Dataset records
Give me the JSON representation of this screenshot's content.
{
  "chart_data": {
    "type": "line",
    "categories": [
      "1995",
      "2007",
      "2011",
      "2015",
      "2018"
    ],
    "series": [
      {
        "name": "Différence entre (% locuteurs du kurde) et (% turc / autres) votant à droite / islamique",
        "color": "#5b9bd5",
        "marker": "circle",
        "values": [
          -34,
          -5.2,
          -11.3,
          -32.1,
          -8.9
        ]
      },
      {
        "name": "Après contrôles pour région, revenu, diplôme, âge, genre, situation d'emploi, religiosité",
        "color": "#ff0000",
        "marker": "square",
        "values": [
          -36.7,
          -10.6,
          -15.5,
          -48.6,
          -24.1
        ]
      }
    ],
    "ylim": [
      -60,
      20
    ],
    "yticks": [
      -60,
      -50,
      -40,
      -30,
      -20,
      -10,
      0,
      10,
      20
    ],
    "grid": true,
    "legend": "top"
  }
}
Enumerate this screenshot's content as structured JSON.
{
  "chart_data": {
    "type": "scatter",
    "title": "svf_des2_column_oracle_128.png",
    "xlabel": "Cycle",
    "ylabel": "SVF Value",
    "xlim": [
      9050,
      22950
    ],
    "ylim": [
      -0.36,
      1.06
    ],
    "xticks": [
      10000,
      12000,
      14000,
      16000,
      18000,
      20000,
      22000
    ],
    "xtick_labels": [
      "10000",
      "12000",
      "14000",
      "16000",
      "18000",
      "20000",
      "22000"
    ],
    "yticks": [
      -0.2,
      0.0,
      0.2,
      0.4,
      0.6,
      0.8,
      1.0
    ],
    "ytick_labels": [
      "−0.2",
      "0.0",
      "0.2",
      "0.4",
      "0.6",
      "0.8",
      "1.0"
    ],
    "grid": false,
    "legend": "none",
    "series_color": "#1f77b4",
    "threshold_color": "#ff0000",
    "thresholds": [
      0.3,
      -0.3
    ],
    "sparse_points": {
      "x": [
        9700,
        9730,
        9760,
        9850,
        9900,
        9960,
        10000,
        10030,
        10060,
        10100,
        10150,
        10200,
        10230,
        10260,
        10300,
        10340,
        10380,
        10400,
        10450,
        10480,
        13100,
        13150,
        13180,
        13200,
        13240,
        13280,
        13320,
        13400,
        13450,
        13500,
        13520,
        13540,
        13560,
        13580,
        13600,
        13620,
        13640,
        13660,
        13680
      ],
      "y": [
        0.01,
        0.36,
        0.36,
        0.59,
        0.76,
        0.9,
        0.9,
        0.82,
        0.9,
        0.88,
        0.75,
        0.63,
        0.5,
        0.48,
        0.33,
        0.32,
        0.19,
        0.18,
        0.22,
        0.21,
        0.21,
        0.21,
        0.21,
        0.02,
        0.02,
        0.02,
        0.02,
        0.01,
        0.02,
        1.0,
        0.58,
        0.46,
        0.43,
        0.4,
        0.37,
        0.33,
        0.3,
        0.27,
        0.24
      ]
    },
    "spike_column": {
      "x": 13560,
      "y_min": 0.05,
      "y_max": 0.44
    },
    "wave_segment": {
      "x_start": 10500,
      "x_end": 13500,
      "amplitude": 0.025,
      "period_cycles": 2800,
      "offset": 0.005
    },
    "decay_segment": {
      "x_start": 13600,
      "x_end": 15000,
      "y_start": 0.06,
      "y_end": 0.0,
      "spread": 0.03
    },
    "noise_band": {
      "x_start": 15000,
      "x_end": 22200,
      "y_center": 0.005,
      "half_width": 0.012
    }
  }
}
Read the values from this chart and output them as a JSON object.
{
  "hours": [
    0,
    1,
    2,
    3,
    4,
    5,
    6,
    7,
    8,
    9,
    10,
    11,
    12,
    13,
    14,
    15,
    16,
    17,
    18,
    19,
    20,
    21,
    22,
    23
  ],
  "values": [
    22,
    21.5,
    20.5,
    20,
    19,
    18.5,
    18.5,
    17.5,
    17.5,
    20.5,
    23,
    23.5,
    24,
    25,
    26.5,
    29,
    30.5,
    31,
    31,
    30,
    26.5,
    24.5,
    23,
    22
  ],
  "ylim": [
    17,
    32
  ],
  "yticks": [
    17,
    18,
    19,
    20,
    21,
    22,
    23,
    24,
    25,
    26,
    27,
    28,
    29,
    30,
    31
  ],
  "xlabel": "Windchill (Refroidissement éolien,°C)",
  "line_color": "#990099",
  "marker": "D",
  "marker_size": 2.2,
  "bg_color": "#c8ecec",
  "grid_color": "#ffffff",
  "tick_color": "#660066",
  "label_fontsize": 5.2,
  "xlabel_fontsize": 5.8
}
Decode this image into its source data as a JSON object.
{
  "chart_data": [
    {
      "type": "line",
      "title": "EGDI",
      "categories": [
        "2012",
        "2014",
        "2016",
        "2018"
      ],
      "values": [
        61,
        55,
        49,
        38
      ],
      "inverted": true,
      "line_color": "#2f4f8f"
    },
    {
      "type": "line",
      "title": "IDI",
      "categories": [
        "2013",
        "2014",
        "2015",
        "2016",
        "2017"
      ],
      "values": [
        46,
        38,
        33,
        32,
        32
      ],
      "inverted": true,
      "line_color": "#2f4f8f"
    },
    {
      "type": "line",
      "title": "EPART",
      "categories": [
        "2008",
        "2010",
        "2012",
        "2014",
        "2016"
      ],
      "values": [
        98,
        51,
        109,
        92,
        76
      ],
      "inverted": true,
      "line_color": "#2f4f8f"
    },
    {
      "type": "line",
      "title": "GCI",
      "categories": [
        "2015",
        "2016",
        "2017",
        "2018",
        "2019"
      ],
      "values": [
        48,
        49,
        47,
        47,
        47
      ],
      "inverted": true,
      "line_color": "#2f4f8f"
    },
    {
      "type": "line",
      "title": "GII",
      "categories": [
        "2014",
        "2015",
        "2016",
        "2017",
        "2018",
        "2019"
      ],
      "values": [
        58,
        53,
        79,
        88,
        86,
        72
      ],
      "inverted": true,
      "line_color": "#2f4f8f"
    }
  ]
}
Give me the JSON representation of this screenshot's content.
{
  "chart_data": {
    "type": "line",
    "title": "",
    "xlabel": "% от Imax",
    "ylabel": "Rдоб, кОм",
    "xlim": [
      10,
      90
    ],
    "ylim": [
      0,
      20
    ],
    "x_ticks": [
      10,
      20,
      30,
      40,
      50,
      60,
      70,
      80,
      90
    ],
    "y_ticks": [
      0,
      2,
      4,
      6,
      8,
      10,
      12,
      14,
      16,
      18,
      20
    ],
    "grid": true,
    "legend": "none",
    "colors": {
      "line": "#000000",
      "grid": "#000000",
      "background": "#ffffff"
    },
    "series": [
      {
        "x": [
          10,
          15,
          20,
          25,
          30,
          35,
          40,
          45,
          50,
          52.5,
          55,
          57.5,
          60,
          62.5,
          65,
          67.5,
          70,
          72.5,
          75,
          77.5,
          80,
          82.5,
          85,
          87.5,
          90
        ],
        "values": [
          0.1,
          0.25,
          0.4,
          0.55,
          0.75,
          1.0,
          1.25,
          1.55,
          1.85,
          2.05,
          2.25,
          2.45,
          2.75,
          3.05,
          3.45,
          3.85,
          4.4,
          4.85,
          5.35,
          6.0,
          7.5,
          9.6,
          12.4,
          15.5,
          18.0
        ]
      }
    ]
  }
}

> [What the task requires]:
The records above are to be repeated exactly, in their entirety.

> [Task result]:
Give me the JSON representation of this screenshot's content.
{
  "chart_data": {
    "type": "line",
    "categories": [
      "1995",
      "2007",
      "2011",
      "2015",
      "2018"
    ],
    "series": [
      {
        "name": "Différence entre (% locuteurs du kurde) et (% turc / autres) votant à droite / islamique",
        "color": "#5b9bd5",
        "marker": "circle",
        "values": [
          -34,
          -5.2,
          -11.3,
          -32.1,
          -8.9
        ]
      },
      {
        "name": "Après contrôles pour région, revenu, diplôme, âge, genre, situation d'emploi, religiosité",
        "color": "#ff0000",
        "marker": "square",
        "values": [
          -36.7,
          -10.6,
          -15.5,
          -48.6,
          -24.1
        ]
      }
    ],
    "ylim": [
      -60,
      20
    ],
    "yticks": [
      -60,
      -50,
      -40,
      -30,
      -20,
      -10,
      0,
      10,
      20
    ],
    "grid": true,
    "legend": "top"
  }
}
Enumerate this screenshot's content as structured JSON.
{
  "chart_data": {
    "type": "scatter",
    "title": "svf_des2_column_oracle_128.png",
    "xlabel": "Cycle",
    "ylabel": "SVF Value",
    "xlim": [
      9050,
      22950
    ],
    "ylim": [
      -0.36,
      1.06
    ],
    "xticks": [
      10000,
      12000,
      14000,
      16000,
      18000,
      20000,
      22000
    ],
    "xtick_labels": [
      "10000",
      "12000",
      "14000",
      "16000",
      "18000",
      "20000",
      "22000"
    ],
    "yticks": [
      -0.2,
      0.0,
      0.2,
      0.4,
      0.6,
      0.8,
      1.0
    ],
    "ytick_labels": [
      "−0.2",
      "0.0",
      "0.2",
      "0.4",
      "0.6",
      "0.8",
      "1.0"
    ],
    "grid": false,
    "legend": "none",
    "series_color": "#1f77b4",
    "threshold_color": "#ff0000",
    "thresholds": [
      0.3,
      -0.3
    ],
    "sparse_points": {
      "x": [
        9700,
        9730,
        9760,
        9850,
        9900,
        9960,
        10000,
        10030,
        10060,
        10100,
        10150,
        10200,
        10230,
        10260,
        10300,
        10340,
        10380,
        10400,
        10450,
        10480,
        13100,
        13150,
        13180,
        13200,
        13240,
        13280,
        13320,
        13400,
        13450,
        13500,
        13520,
        13540,
        13560,
        13580,
        13600,
        13620,
        13640,
        13660,
        13680
      ],
      "y": [
        0.01,
        0.36,
        0.36,
        0.59,
        0.76,
        0.9,
        0.9,
        0.82,
        0.9,
        0.88,
        0.75,
        0.63,
        0.5,
        0.48,
        0.33,
        0.32,
        0.19,
        0.18,
        0.22,
        0.21,
        0.21,
        0.21,
        0.21,
        0.02,
        0.02,
        0.02,
        0.02,
        0.01,
        0.02,
        1.0,
        0.58,
        0.46,
        0.43,
        0.4,
        0.37,
        0.33,
        0.3,
        0.27,
        0.24
      ]
    },
    "spike_column": {
      "x": 13560,
      "y_min": 0.05,
      "y_max": 0.44
    },
    "wave_segment": {
      "x_start": 10500,
      "x_end": 13500,
      "amplitude": 0.025,
      "period_cycles": 2800,
      "offset": 0.005
    },
    "decay_segment": {
      "x_start": 13600,
      "x_end": 15000,
      "y_start": 0.06,
      "y_end": 0.0,
      "spread": 0.03
    },
    "noise_band": {
      "x_start": 15000,
      "x_end": 22200,
      "y_center": 0.005,
      "half_width": 0.012
    }
  }
}
Read the values from this chart and output them as a JSON object.
{
  "hours": [
    0,
    1,
    2,
    3,
    4,
    5,
    6,
    7,
    8,
    9,
    10,
    11,
    12,
    13,
    14,
    15,
    16,
    17,
    18,
    19,
    20,
    21,
    22,
    23
  ],
  "values": [
    22,
    21.5,
    20.5,
    20,
    19,
    18.5,
    18.5,
    17.5,
    17.5,
    20.5,
    23,
    23.5,
    24,
    25,
    26.5,
    29,
    30.5,
    31,
    31,
    30,
    26.5,
    24.5,
    23,
    22
  ],
  "ylim": [
    17,
    32
  ],
  "yticks": [
    17,
    18,
    19,
    20,
    21,
    22,
    23,
    24,
    25,
    26,
    27,
    28,
    29,
    30,
    31
  ],
  "xlabel": "Windchill (Refroidissement éolien,°C)",
  "line_color": "#990099",
  "marker": "D",
  "marker_size": 2.2,
  "bg_color": "#c8ecec",
  "grid_color": "#ffffff",
  "tick_color": "#660066",
  "label_fontsize": 5.2,
  "xlabel_fontsize": 5.8
}
Decode this image into its source data as a JSON object.
{
  "chart_data": [
    {
      "type": "line",
      "title": "EGDI",
      "categories": [
        "2012",
        "2014",
        "2016",
        "2018"
      ],
      "values": [
        61,
        55,
        49,
        38
      ],
      "inverted": true,
      "line_color": "#2f4f8f"
    },
    {
      "type": "line",
      "title": "IDI",
      "categories": [
        "2013",
        "2014",
        "2015",
        "2016",
        "2017"
      ],
      "values": [
        46,
        38,
        33,
        32,
        32
      ],
      "inverted": true,
      "line_color": "#2f4f8f"
    },
    {
      "type": "line",
      "title": "EPART",
      "categories": [
        "2008",
        "2010",
        "2012",
        "2014",
        "2016"
      ],
      "values": [
        98,
        51,
        109,
        92,
        76
      ],
      "inverted": true,
      "line_color": "#2f4f8f"
    },
    {
      "type": "line",
      "title": "GCI",
      "categories": [
        "2015",
        "2016",
        "2017",
        "2018",
        "2019"
      ],
      "values": [
        48,
        49,
        47,
        47,
        47
      ],
      "inverted": true,
      "line_color": "#2f4f8f"
    },
    {
      "type": "line",
      "title": "GII",
      "categories": [
        "2014",
        "2015",
        "2016",
        "2017",
        "2018",
        "2019"
      ],
      "values": [
        58,
        53,
        79,
        88,
        86,
        72
      ],
      "inverted": true,
      "line_color": "#2f4f8f"
    }
  ]
}
Give me the JSON representation of this screenshot's content.
{
  "chart_data": {
    "type": "line",
    "title": "",
    "xlabel": "% от Imax",
    "ylabel": "Rдоб, кОм",
    "xlim": [
      10,
      90
    ],
    "ylim": [
      0,
      20
    ],
    "x_ticks": [
      10,
      20,
      30,
      40,
      50,
      60,
      70,
      80,
      90
    ],
    "y_ticks": [
      0,
      2,
      4,
      6,
      8,
      10,
      12,
      14,
      16,
      18,
      20
    ],
    "grid": true,
    "legend": "none",
    "colors": {
      "line": "#000000",
      "grid": "#000000",
      "background": "#ffffff"
    },
    "series": [
      {
        "x": [
          10,
          15,
          20,
          25,
          30,
          35,
          40,
          45,
          50,
          52.5,
          55,
          57.5,
          60,
          62.5,
          65,
          67.5,
          70,
          72.5,
          75,
          77.5,
          80,
          82.5,
          85,
          87.5,
          90
        ],
        "values": [
          0.1,
          0.25,
          0.4,
          0.55,
          0.75,
          1.0,
          1.25,
          1.55,
          1.85,
          2.05,
          2.25,
          2.45,
          2.75,
          3.05,
          3.45,
          3.85,
          4.4,
          4.85,
          5.35,
          6.0,
          7.5,
          9.6,
          12.4,
          15.5,
          18.0
        ]
      }
    ]
  }
}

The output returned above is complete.